» **Written exercise**: Copy out the entries below in full and exactly.

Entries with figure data
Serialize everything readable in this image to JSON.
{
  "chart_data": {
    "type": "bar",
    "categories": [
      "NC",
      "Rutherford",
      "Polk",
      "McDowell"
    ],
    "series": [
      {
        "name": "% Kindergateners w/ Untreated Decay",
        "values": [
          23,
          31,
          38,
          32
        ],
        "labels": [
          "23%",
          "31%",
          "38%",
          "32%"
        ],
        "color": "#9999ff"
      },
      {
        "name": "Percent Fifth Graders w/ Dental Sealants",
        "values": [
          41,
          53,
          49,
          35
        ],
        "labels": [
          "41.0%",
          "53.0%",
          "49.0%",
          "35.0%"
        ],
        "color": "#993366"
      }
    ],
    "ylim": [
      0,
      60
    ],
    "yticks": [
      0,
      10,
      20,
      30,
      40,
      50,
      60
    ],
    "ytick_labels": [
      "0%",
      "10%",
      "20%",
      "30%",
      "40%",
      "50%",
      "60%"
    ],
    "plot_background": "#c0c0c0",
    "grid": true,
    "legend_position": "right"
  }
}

» **Solution**:
Serialize everything readable in this image to JSON.
{
  "chart_data": {
    "type": "bar",
    "categories": [
      "NC",
      "Rutherford",
      "Polk",
      "McDowell"
    ],
    "series": [
      {
        "name": "% Kindergateners w/ Untreated Decay",
        "values": [
          23,
          31,
          38,
          32
        ],
        "labels": [
          "23%",
          "31%",
          "38%",
          "32%"
        ],
        "color": "#9999ff"
      },
      {
        "name": "Percent Fifth Graders w/ Dental Sealants",
        "values": [
          41,
          53,
          49,
          35
        ],
        "labels": [
          "41.0%",
          "53.0%",
          "49.0%",
          "35.0%"
        ],
        "color": "#993366"
      }
    ],
    "ylim": [
      0,
      60
    ],
    "yticks": [
      0,
      10,
      20,
      30,
      40,
      50,
      60
    ],
    "ytick_labels": [
      "0%",
      "10%",
      "20%",
      "30%",
      "40%",
      "50%",
      "60%"
    ],
    "plot_background": "#c0c0c0",
    "grid": true,
    "legend_position": "right"
  }
}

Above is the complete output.